Among the lines below, count those containing the word "name". Give the number only.
:: Extracted entries
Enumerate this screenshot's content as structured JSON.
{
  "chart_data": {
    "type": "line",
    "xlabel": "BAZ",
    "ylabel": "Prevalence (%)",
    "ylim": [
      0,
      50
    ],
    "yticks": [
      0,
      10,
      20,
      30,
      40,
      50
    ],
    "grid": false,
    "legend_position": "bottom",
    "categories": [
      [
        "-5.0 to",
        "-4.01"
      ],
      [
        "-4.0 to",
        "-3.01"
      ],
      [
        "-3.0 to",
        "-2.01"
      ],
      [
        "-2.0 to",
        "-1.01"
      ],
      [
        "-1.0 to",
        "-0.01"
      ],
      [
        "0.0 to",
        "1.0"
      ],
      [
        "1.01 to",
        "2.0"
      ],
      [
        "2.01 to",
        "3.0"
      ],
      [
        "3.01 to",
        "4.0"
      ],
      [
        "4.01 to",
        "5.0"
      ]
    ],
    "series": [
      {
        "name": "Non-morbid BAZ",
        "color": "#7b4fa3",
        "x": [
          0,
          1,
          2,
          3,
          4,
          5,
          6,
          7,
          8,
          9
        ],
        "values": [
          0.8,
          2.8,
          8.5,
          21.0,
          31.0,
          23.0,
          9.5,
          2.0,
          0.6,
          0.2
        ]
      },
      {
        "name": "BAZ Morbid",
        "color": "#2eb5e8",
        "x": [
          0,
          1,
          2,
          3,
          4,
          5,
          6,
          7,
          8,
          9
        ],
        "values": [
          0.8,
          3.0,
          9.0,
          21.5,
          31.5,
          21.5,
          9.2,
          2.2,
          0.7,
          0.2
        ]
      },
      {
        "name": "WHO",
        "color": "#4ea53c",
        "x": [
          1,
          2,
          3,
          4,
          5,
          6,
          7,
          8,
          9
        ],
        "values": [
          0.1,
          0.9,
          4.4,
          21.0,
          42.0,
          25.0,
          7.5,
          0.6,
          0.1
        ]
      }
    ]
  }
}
::::
**The result:** 3